REQUIRED TASK:
Pick up the text on the ENI simulation experiments with IEEE test bus systems after its last sentence and carry it on.

TEXT SHOWN:
☆ ☆ ☆

To test the effectiveness of ENI, simulation experiments were conducted with standard IEEE test bus systems by running the cases on a single processor core and on multiple processor cores using the ENI communication interface. In successive experiments, the complexity and size of the systems were increased. The goal of these experiments was to analyze the speed-up achieved in each test case and study the effect of communication overhead involved when using ENI. It will be shown that there is a critical size above which the computational advantage outweighs the communications overhead resulting in faster simulations.



Fig. 3. Pictorial Representation of construction of larger systems using the IEEE 39 Bus System as a kernel

The test cases for the experiments were constructed from the standard IEEE 14 bus system [10], IEEE 39 bus system, IEEE 118 bus system [10] and IEEE 300 bus system [10]. The standard IEEE test systems used are as follows:

- i. The IEEE-14 bus test system consists of 11 loads, 5 synchronous machines, 17 lines and 36 branches.
- ii. The IEEE-39 bus test system consists of 39 loads, 10 synchronous machines, 46 lines and 95 branches.
- iii. The IEEE-118 bus test system consists of 91 loads, 54 synchronous machines, 177 lines and 331 branches.
- iv. The IEEE-300 bus test system consists of 195 loads, 69 synchronous machines, 304 lines and 674 branches.

Test systems of larger size were constructed from the systems described above, by connecting several identical systems using transmission lines. For example, Fig 3 shows the construction of a 78 bus system by connecting together 2 IEEE 39 bus systems. Here bus 30 of one system is connected to bus 38 of the other using a t-line (dotted line), which indicates the need for an ENI interface during parallel simulation.

☆ ☆ ☆

GIVEN MATERIAL:
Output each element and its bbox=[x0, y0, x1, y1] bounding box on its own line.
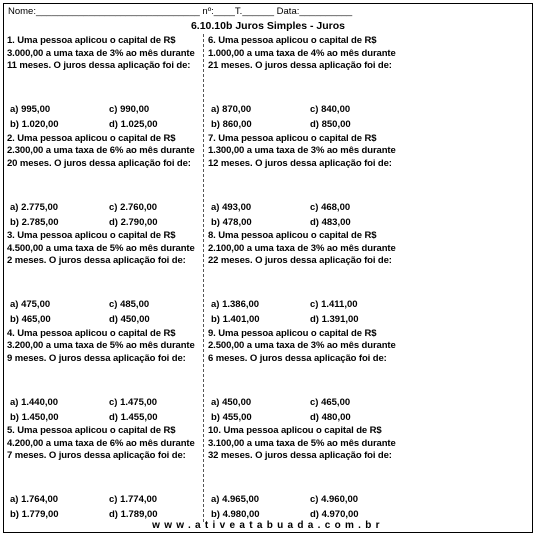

☆ ☆ ☆

OUTPUT OF THE TASK:
### A. Experiment Methodology

The experimental setup was as shown in Fig. 2. Fig. 2 (A) represents the sequential execution of a single binary on a single processor core and Fig. 2 (B) represents executing multiple binaries in parallel using ENI on multiple cores.

To conduct the experiments, sequential execution of the cases on a single processor core and parallel execution of the same case on multiple processor cores (up to a maximum of 8) using ENI was compared. A typical modern engineer's desktop has multiple cores in it. ENI uses TCP Socket based communication interface and thus its use is not restricted to a single multi-core machine. For example, several desktop PC's with multiple cores can be interconnected using a TCP/IP LAN to provide an environment with hundreds of cores.

Systems of different sizes were simulated. For example, simulations were carried out for a single 39 bus system, then the 39 bus system kernel was duplicated into a 78 bus system (see Fig. 3), then triplicated to a 117 bus system and so on up to  $39 \times 7$  busses. These were implemented for:

- a) Single processor and single binary, as in Fig. 2 (A).
- b) Multiple binaries implemented on multiple processors using ENI for communication.

Similar experiments were performed for 14, 78, 118 and 300 bus systems. For example, for seven interconnected 300 bus system kernels, a large 2100 bus system was executed sequentially on a single processor core and in parallel on seven processor cores.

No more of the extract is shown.